● **SHORT TASK**:
Exactly repeat the material, dropping every picture from the copy.
=== PROVIDED MATERIAL ===
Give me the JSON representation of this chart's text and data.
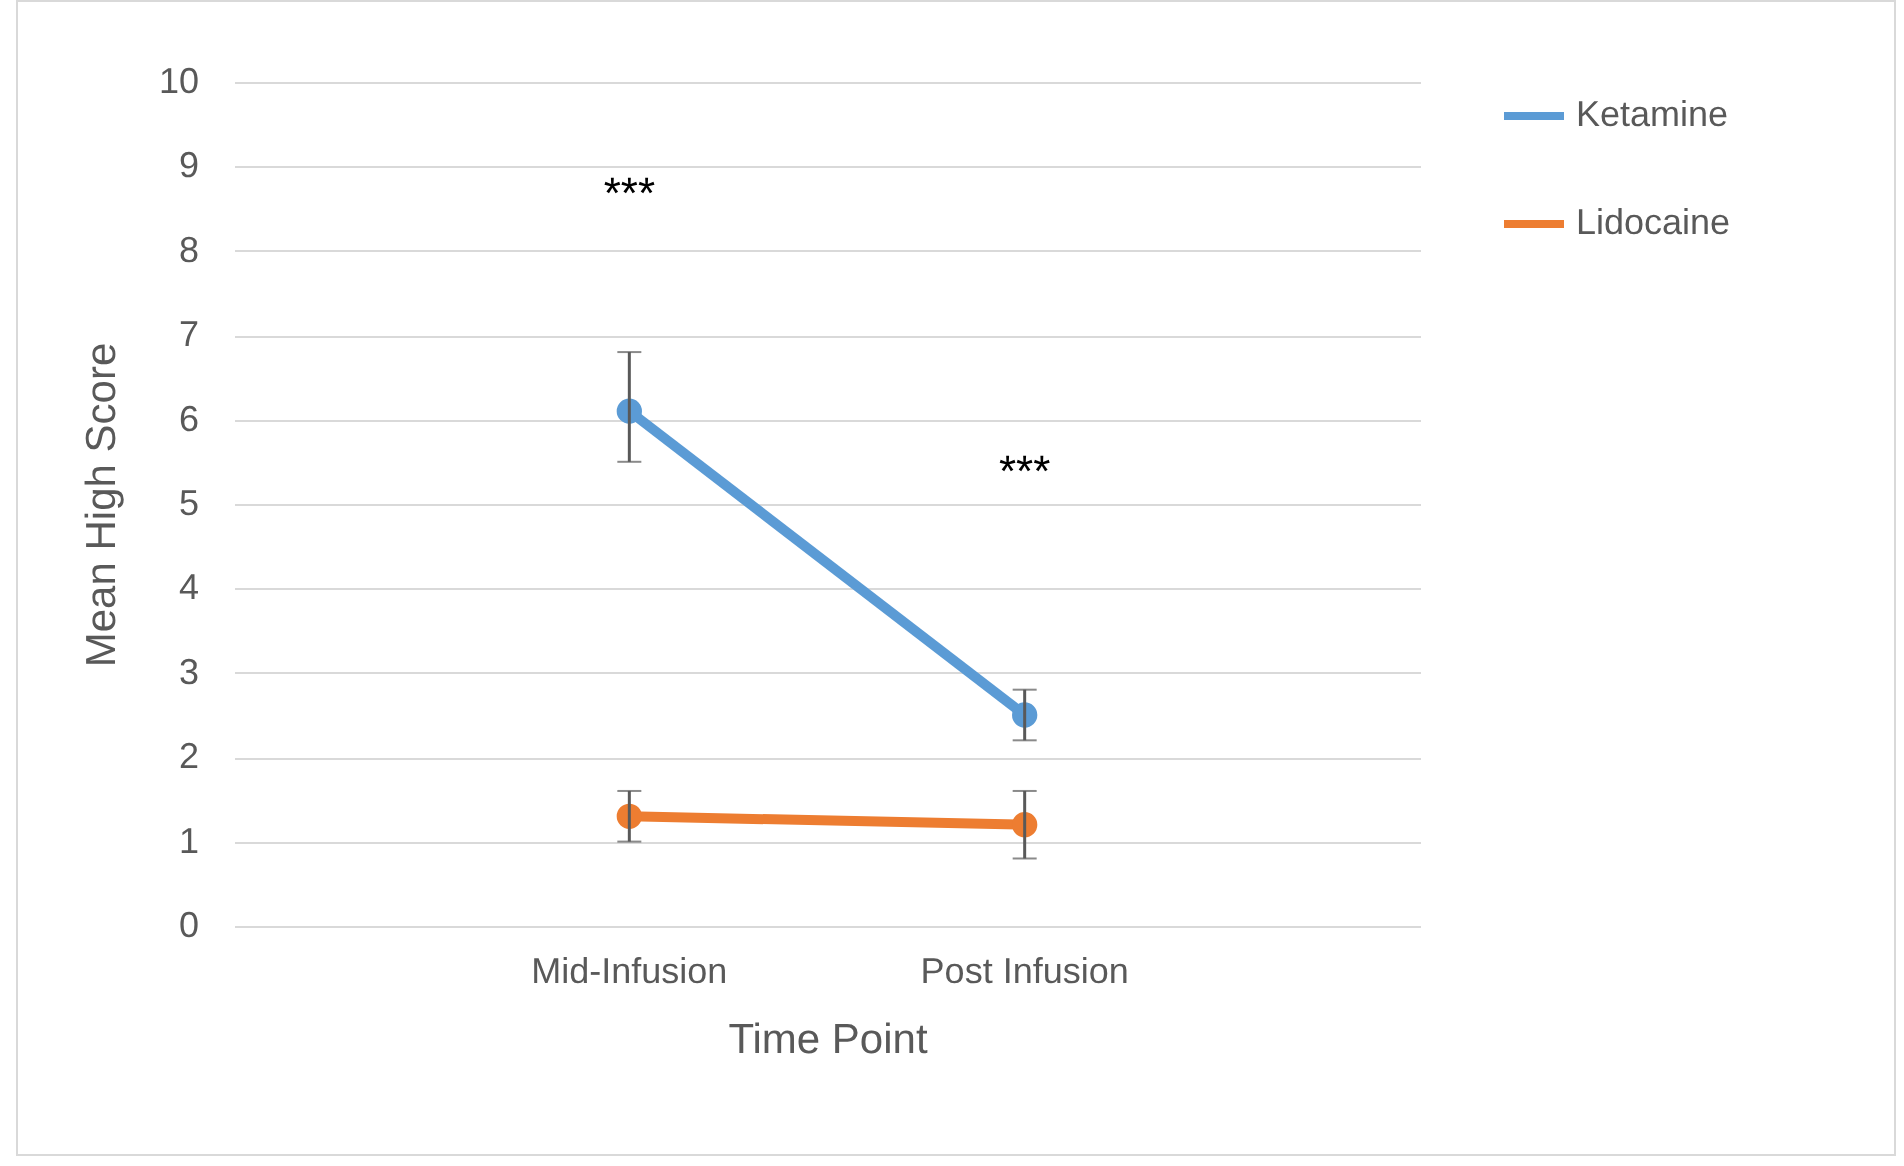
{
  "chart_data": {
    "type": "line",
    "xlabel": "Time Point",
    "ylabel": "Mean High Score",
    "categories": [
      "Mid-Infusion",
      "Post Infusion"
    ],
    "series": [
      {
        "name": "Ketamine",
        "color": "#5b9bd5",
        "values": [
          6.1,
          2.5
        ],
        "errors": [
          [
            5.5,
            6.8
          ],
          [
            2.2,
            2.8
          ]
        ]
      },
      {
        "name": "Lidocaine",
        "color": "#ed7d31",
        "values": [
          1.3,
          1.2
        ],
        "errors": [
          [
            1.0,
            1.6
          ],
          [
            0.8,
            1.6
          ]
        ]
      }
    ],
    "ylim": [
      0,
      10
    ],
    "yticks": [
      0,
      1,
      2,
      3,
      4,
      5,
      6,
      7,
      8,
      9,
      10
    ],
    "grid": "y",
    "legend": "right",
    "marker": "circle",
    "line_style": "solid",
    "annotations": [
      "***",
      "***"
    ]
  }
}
===
● **COMPLETE RESPONSE**:
Give me the JSON representation of this chart's text and data.
{
  "chart_data": {
    "type": "line",
    "xlabel": "Time Point",
    "ylabel": "Mean High Score",
    "categories": [
      "Mid-Infusion",
      "Post Infusion"
    ],
    "series": [
      {
        "name": "Ketamine",
        "color": "#5b9bd5",
        "values": [
          6.1,
          2.5
        ],
        "errors": [
          [
            5.5,
            6.8
          ],
          [
            2.2,
            2.8
          ]
        ]
      },
      {
        "name": "Lidocaine",
        "color": "#ed7d31",
        "values": [
          1.3,
          1.2
        ],
        "errors": [
          [
            1.0,
            1.6
          ],
          [
            0.8,
            1.6
          ]
        ]
      }
    ],
    "ylim": [
      0,
      10
    ],
    "yticks": [
      0,
      1,
      2,
      3,
      4,
      5,
      6,
      7,
      8,
      9,
      10
    ],
    "grid": "y",
    "legend": "right",
    "marker": "circle",
    "line_style": "solid",
    "annotations": [
      "***",
      "***"
    ]
  }
}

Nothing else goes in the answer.